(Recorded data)
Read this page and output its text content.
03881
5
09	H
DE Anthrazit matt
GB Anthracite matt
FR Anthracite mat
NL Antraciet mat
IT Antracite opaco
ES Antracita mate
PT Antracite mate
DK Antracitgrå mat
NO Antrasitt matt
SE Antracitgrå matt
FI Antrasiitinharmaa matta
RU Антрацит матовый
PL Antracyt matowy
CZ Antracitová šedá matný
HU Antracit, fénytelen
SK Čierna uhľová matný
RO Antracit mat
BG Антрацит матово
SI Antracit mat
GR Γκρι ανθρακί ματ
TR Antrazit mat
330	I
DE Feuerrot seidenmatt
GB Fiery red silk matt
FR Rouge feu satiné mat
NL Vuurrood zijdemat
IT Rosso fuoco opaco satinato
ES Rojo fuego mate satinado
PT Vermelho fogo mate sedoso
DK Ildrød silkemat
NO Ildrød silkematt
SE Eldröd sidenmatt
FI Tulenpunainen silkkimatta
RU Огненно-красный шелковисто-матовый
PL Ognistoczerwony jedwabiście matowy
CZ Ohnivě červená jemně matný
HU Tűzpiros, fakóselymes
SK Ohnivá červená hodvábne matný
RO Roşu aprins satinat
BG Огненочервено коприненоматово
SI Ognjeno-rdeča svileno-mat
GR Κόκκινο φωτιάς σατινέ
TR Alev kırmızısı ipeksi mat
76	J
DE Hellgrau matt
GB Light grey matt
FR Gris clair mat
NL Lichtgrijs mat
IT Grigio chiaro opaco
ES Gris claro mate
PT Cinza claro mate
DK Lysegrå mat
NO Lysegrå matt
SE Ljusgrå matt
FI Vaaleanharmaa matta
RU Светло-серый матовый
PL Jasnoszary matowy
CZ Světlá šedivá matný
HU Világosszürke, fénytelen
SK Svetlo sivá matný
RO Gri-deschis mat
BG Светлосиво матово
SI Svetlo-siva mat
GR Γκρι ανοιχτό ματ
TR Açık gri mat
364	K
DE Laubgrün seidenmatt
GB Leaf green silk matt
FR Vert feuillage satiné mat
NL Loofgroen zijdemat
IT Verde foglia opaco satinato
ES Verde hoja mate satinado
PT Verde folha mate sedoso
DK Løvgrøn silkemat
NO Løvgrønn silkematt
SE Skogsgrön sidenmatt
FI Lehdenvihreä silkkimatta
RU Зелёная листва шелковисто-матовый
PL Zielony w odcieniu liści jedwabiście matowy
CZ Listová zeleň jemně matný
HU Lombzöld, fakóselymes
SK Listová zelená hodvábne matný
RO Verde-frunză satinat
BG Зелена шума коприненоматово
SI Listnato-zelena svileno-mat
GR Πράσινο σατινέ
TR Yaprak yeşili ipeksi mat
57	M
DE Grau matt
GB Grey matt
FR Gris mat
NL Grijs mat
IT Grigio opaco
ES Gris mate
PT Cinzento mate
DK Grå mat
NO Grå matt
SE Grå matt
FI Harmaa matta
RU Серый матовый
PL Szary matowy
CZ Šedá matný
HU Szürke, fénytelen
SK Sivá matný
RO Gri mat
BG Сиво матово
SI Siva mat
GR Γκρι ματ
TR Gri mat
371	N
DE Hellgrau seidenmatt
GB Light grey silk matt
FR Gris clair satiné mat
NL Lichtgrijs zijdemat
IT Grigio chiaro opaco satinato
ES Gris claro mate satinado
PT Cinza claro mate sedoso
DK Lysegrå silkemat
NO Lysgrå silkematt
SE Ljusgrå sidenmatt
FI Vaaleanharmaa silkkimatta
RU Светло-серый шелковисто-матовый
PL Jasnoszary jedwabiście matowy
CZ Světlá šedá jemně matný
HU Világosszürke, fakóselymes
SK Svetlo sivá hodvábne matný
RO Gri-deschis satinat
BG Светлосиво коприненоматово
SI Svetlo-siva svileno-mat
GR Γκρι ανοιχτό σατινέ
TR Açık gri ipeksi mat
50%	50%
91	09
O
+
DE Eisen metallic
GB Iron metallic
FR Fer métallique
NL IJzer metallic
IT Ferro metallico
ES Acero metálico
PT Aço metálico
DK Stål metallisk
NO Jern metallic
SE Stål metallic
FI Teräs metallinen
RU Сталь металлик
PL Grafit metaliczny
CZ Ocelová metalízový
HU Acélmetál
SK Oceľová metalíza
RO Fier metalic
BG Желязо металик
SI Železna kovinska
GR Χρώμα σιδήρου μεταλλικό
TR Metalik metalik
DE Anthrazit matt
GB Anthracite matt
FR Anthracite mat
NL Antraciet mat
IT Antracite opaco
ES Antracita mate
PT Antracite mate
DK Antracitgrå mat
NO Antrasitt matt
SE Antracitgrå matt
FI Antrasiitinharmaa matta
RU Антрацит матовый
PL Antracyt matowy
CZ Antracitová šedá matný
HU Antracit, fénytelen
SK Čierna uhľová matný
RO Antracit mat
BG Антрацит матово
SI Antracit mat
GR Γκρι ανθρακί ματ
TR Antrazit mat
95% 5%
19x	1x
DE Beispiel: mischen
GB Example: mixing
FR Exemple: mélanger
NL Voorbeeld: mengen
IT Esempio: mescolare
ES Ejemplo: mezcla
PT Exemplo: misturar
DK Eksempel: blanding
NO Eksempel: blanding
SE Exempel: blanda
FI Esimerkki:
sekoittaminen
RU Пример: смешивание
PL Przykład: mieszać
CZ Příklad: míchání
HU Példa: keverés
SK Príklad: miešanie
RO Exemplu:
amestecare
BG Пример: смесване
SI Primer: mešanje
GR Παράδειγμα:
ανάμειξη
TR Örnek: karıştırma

DESCRIPTION OF THE TASK
Print out all the entries precisely as written.

FULL RESPONSE
Read this page and output its text content.
03881
5
09	H
DE Anthrazit matt
GB Anthracite matt
FR Anthracite mat
NL Antraciet mat
IT Antracite opaco
ES Antracita mate
PT Antracite mate
DK Antracitgrå mat
NO Antrasitt matt
SE Antracitgrå matt
FI Antrasiitinharmaa matta
RU Антрацит матовый
PL Antracyt matowy
CZ Antracitová šedá matný
HU Antracit, fénytelen
SK Čierna uhľová matný
RO Antracit mat
BG Антрацит матово
SI Antracit mat
GR Γκρι ανθρακί ματ
TR Antrazit mat
330	I
DE Feuerrot seidenmatt
GB Fiery red silk matt
FR Rouge feu satiné mat
NL Vuurrood zijdemat
IT Rosso fuoco opaco satinato
ES Rojo fuego mate satinado
PT Vermelho fogo mate sedoso
DK Ildrød silkemat
NO Ildrød silkematt
SE Eldröd sidenmatt
FI Tulenpunainen silkkimatta
RU Огненно-красный шелковисто-матовый
PL Ognistoczerwony jedwabiście matowy
CZ Ohnivě červená jemně matný
HU Tűzpiros, fakóselymes
SK Ohnivá červená hodvábne matný
RO Roşu aprins satinat
BG Огненочервено коприненоматово
SI Ognjeno-rdeča svileno-mat
GR Κόκκινο φωτιάς σατινέ
TR Alev kırmızısı ipeksi mat
76	J
DE Hellgrau matt
GB Light grey matt
FR Gris clair mat
NL Lichtgrijs mat
IT Grigio chiaro opaco
ES Gris claro mate
PT Cinza claro mate
DK Lysegrå mat
NO Lysegrå matt
SE Ljusgrå matt
FI Vaaleanharmaa matta
RU Светло-серый матовый
PL Jasnoszary matowy
CZ Světlá šedivá matný
HU Világosszürke, fénytelen
SK Svetlo sivá matný
RO Gri-deschis mat
BG Светлосиво матово
SI Svetlo-siva mat
GR Γκρι ανοιχτό ματ
TR Açık gri mat
364	K
DE Laubgrün seidenmatt
GB Leaf green silk matt
FR Vert feuillage satiné mat
NL Loofgroen zijdemat
IT Verde foglia opaco satinato
ES Verde hoja mate satinado
PT Verde folha mate sedoso
DK Løvgrøn silkemat
NO Løvgrønn silkematt
SE Skogsgrön sidenmatt
FI Lehdenvihreä silkkimatta
RU Зелёная листва шелковисто-матовый
PL Zielony w odcieniu liści jedwabiście matowy
CZ Listová zeleň jemně matný
HU Lombzöld, fakóselymes
SK Listová zelená hodvábne matný
RO Verde-frunză satinat
BG Зелена шума коприненоматово
SI Listnato-zelena svileno-mat
GR Πράσινο σατινέ
TR Yaprak yeşili ipeksi mat
57	M
DE Grau matt
GB Grey matt
FR Gris mat
NL Grijs mat
IT Grigio opaco
ES Gris mate
PT Cinzento mate
DK Grå mat
NO Grå matt
SE Grå matt
FI Harmaa matta
RU Серый матовый
PL Szary matowy
CZ Šedá matný
HU Szürke, fénytelen
SK Sivá matný
RO Gri mat
BG Сиво матово
SI Siva mat
GR Γκρι ματ
TR Gri mat
371	N
DE Hellgrau seidenmatt
GB Light grey silk matt
FR Gris clair satiné mat
NL Lichtgrijs zijdemat
IT Grigio chiaro opaco satinato
ES Gris claro mate satinado
PT Cinza claro mate sedoso
DK Lysegrå silkemat
NO Lysgrå silkematt
SE Ljusgrå sidenmatt
FI Vaaleanharmaa silkkimatta
RU Светло-серый шелковисто-матовый
PL Jasnoszary jedwabiście matowy
CZ Světlá šedá jemně matný
HU Világosszürke, fakóselymes
SK Svetlo sivá hodvábne matný
RO Gri-deschis satinat
BG Светлосиво коприненоматово
SI Svetlo-siva svileno-mat
GR Γκρι ανοιχτό σατινέ
TR Açık gri ipeksi mat
50%	50%
91	09
O
+
DE Eisen metallic
GB Iron metallic
FR Fer métallique
NL IJzer metallic
IT Ferro metallico
ES Acero metálico
PT Aço metálico
DK Stål metallisk
NO Jern metallic
SE Stål metallic
FI Teräs metallinen
RU Сталь металлик
PL Grafit metaliczny
CZ Ocelová metalízový
HU Acélmetál
SK Oceľová metalíza
RO Fier metalic
BG Желязо металик
SI Železna kovinska
GR Χρώμα σιδήρου μεταλλικό
TR Metalik metalik
DE Anthrazit matt
GB Anthracite matt
FR Anthracite mat
NL Antraciet mat
IT Antracite opaco
ES Antracita mate
PT Antracite mate
DK Antracitgrå mat
NO Antrasitt matt
SE Antracitgrå matt
FI Antrasiitinharmaa matta
RU Антрацит матовый
PL Antracyt matowy
CZ Antracitová šedá matný
HU Antracit, fénytelen
SK Čierna uhľová matný
RO Antracit mat
BG Антрацит матово
SI Antracit mat
GR Γκρι ανθρακί ματ
TR Antrazit mat
95% 5%
19x	1x
DE Beispiel: mischen
GB Example: mixing
FR Exemple: mélanger
NL Voorbeeld: mengen
IT Esempio: mescolare
ES Ejemplo: mezcla
PT Exemplo: misturar
DK Eksempel: blanding
NO Eksempel: blanding
SE Exempel: blanda
FI Esimerkki:
sekoittaminen
RU Пример: смешивание
PL Przykład: mieszać
CZ Příklad: míchání
HU Példa: keverés
SK Príklad: miešanie
RO Exemplu:
amestecare
BG Пример: смесване
SI Primer: mešanje
GR Παράδειγμα:
ανάμειξη
TR Örnek: karıştırma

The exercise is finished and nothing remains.